> Set task:
Collect the lines of the entries where "Challenges" shows up.

Extracted data entries:
'''
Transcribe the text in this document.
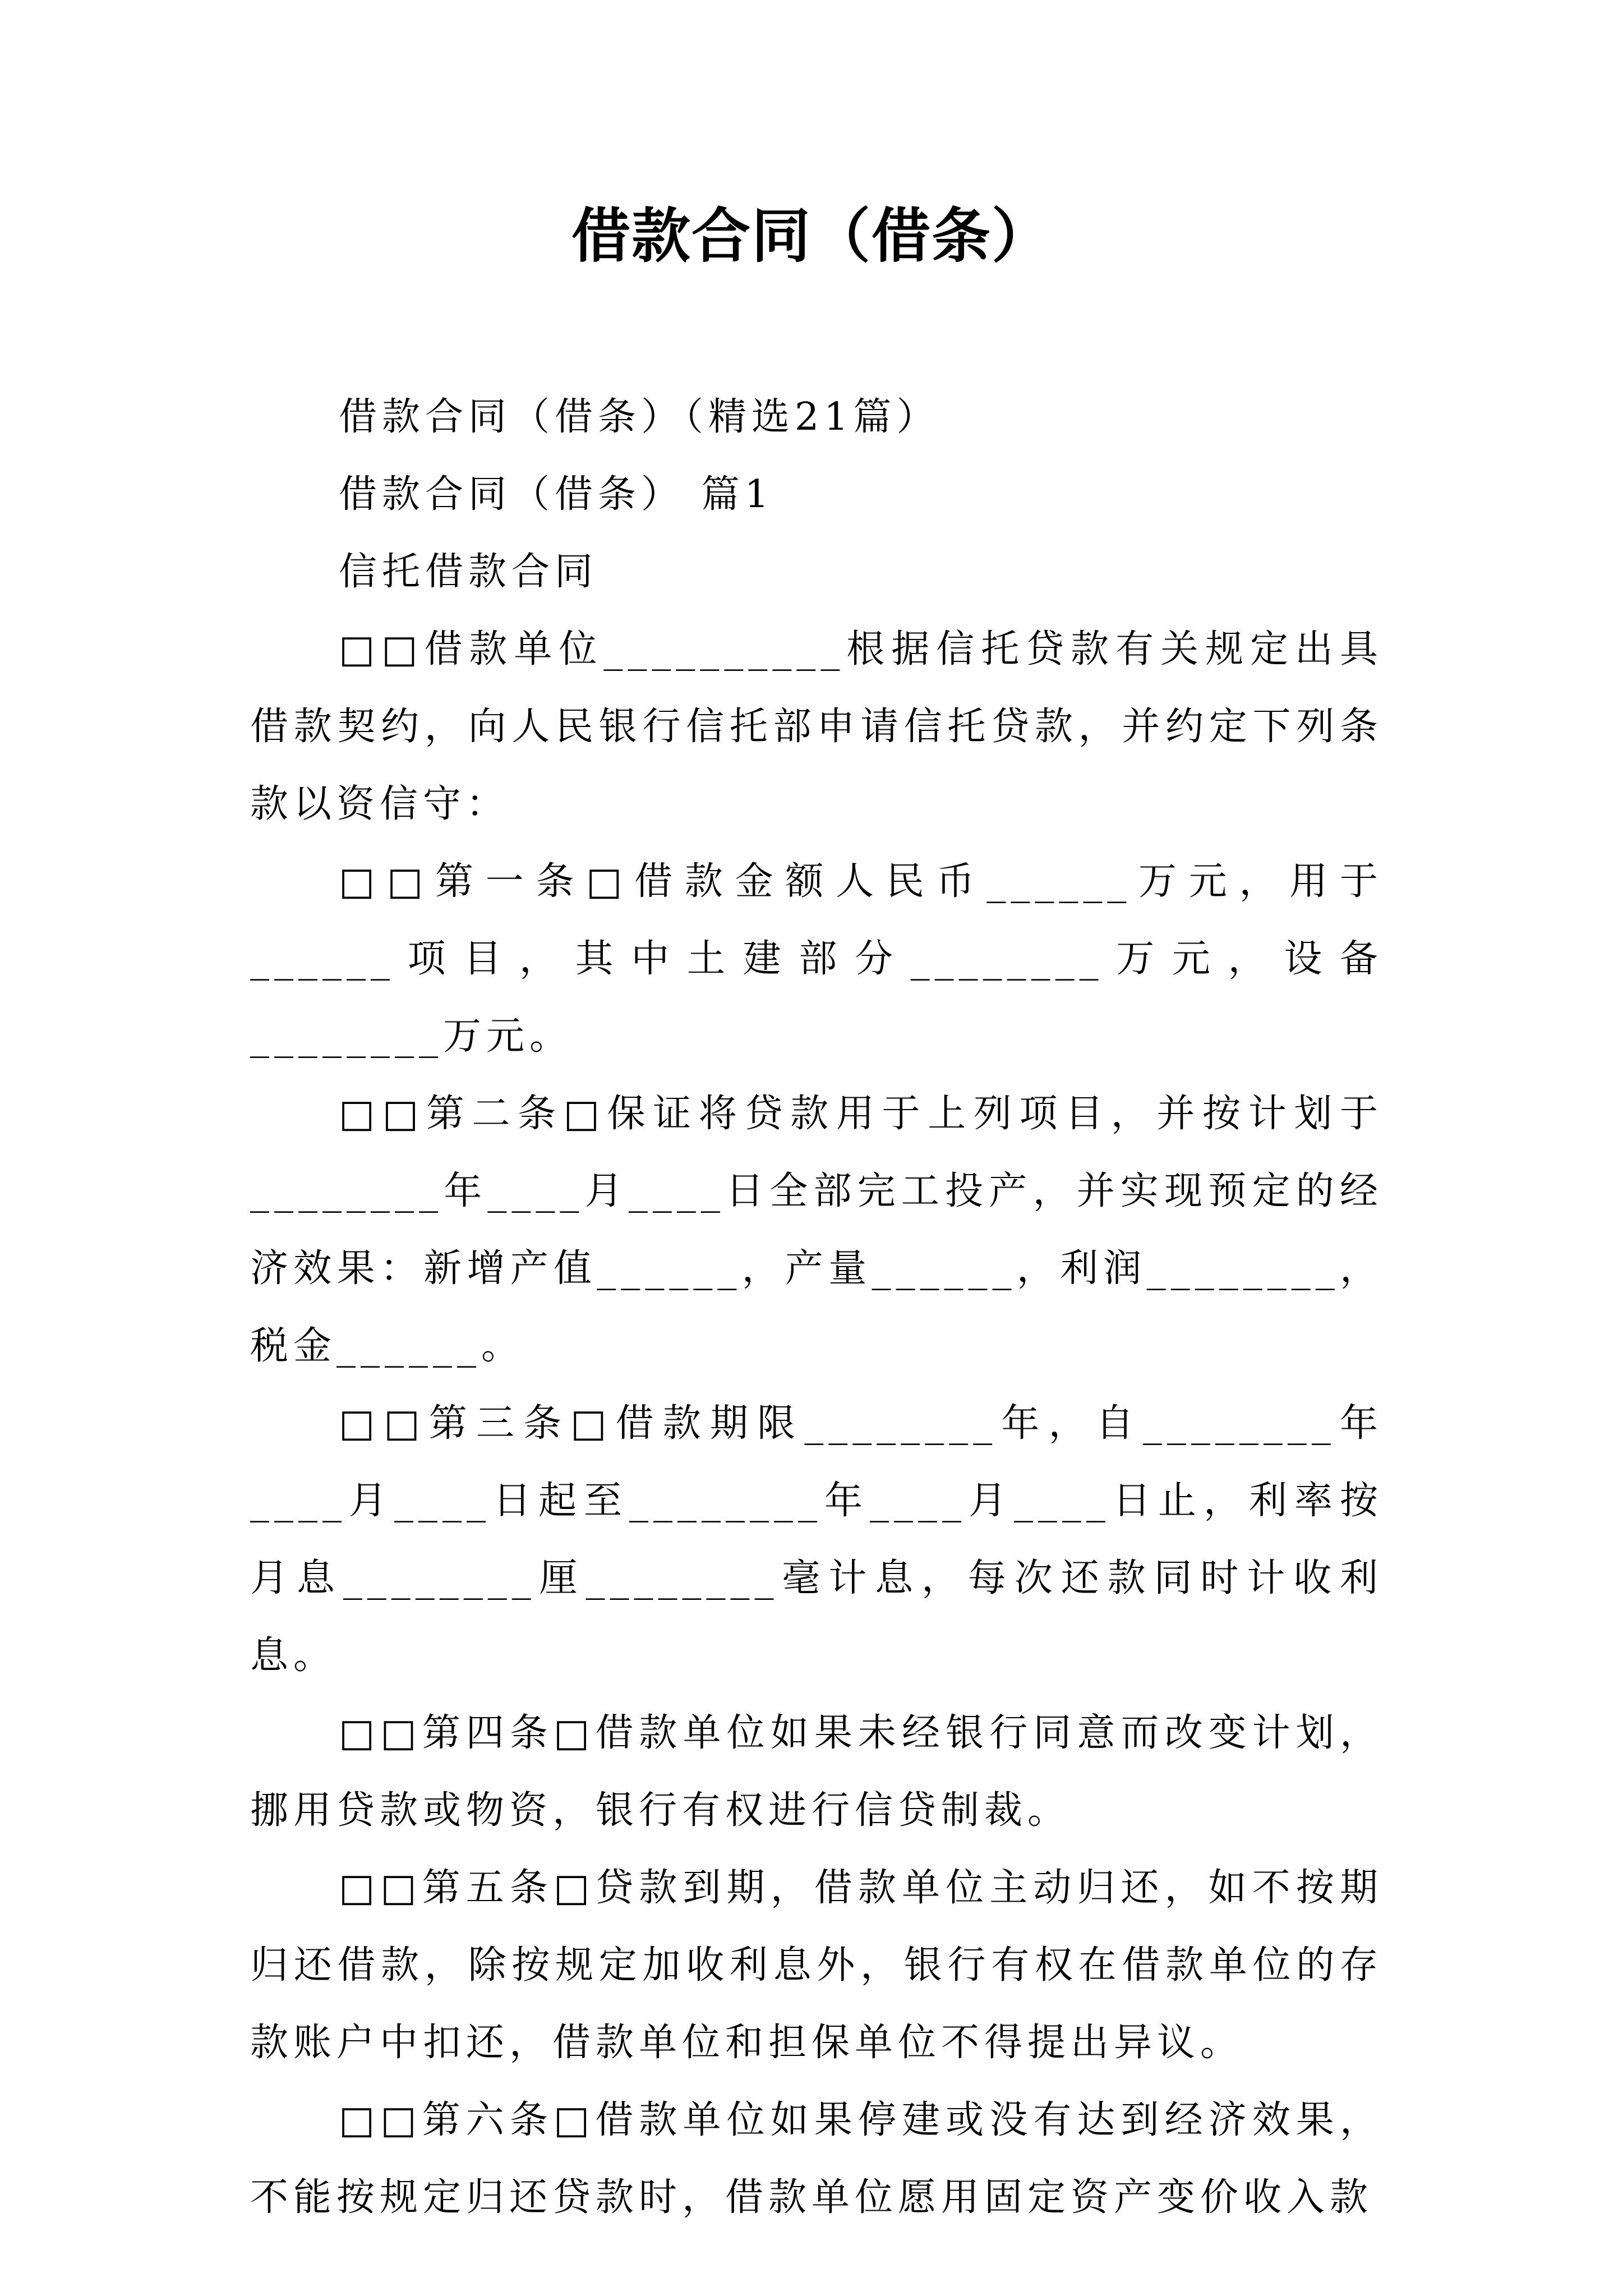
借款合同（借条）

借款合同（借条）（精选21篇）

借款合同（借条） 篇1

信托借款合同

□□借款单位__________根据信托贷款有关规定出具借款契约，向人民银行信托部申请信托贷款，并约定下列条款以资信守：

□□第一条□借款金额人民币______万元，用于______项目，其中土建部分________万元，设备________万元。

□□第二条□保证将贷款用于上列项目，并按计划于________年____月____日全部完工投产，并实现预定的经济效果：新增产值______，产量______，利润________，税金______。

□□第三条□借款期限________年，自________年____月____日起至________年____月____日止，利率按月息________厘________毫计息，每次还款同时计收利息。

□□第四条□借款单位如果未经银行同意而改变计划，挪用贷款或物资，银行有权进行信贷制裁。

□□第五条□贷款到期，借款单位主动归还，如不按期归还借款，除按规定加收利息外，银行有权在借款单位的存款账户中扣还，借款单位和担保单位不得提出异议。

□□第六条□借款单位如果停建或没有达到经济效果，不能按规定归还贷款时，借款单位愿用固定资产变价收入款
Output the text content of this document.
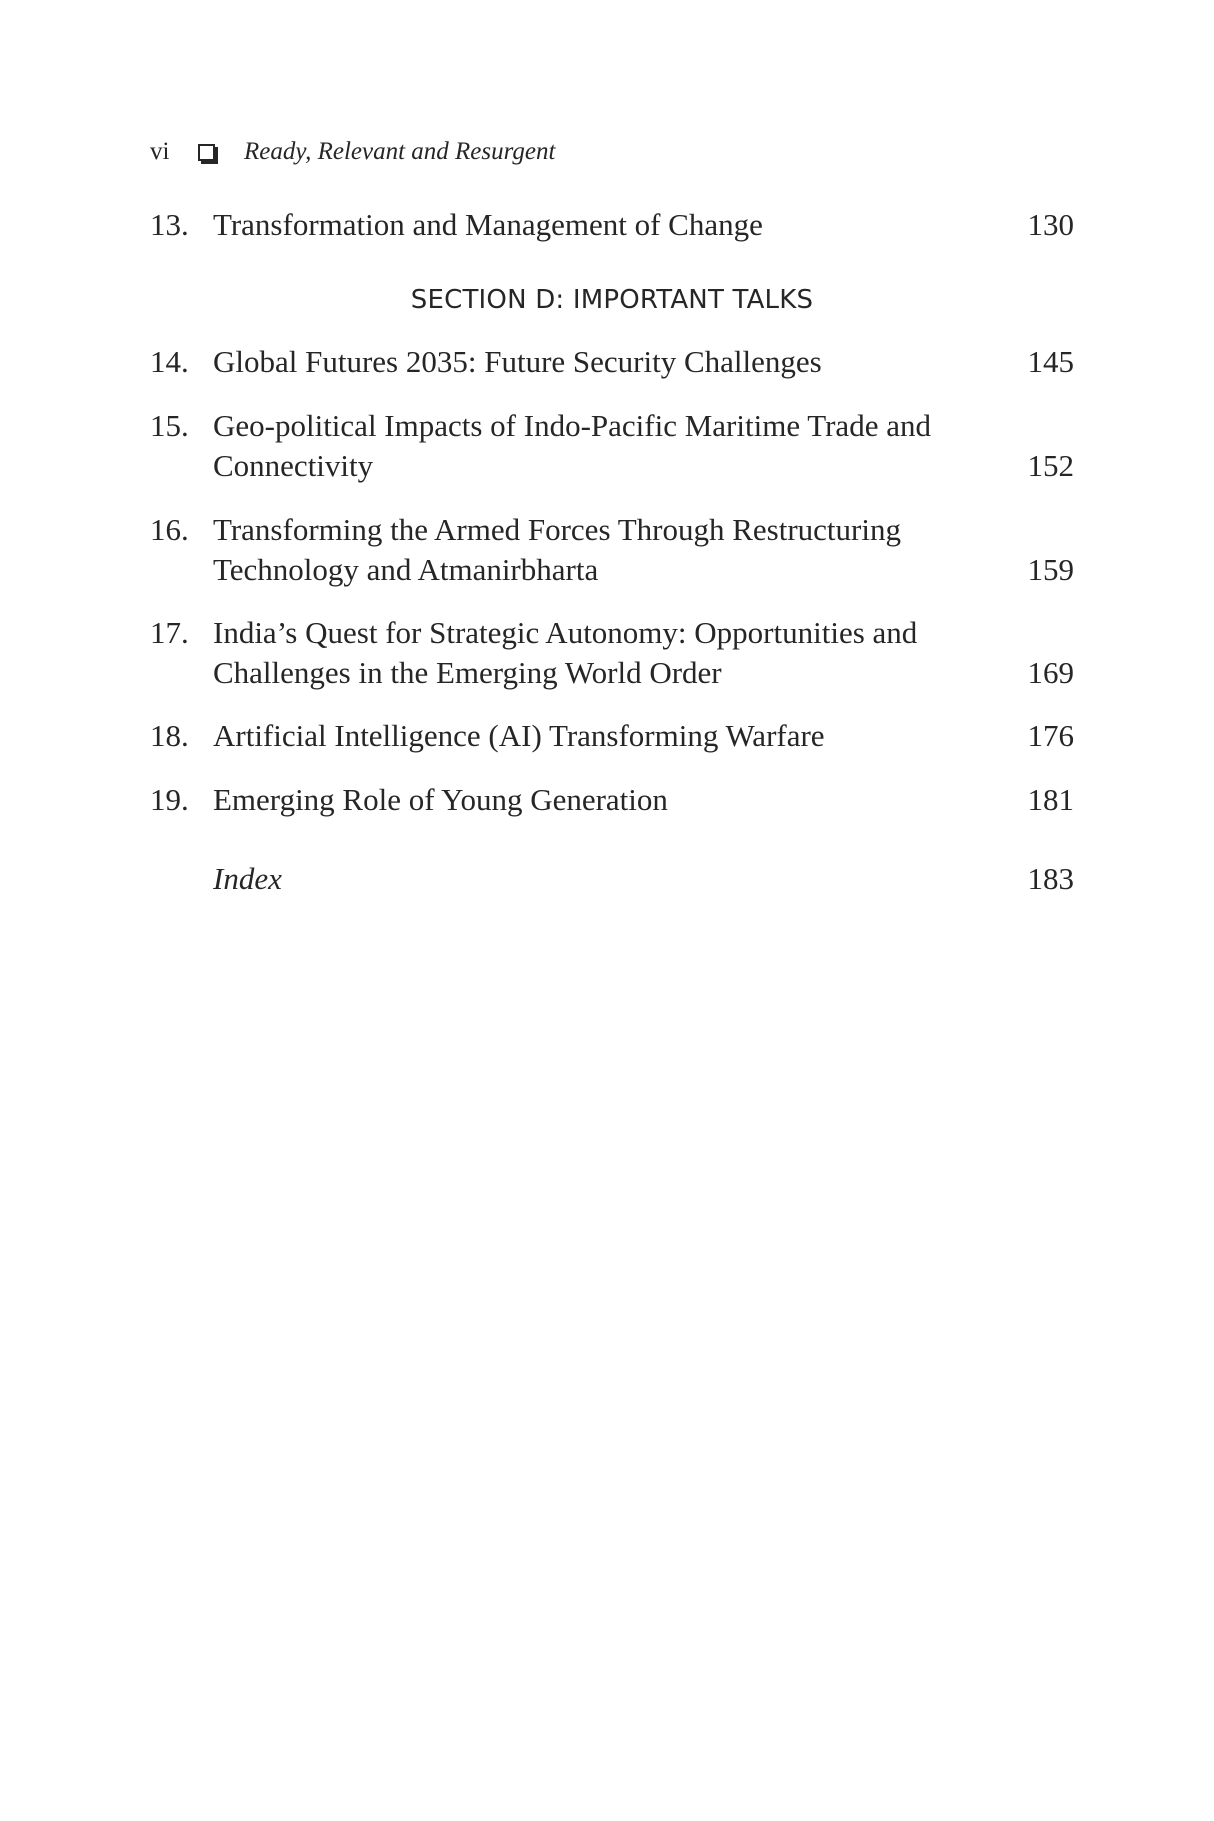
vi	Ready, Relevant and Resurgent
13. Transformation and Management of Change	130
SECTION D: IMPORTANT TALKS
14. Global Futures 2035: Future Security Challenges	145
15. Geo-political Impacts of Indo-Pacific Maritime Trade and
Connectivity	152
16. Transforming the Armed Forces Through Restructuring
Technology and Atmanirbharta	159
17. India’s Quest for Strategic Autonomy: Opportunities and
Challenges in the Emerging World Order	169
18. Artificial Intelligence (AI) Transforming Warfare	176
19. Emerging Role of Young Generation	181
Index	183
'''
> Task result:
14. Global Futures 2035: Future Security Challenges	145
Challenges in the Emerging World Order	169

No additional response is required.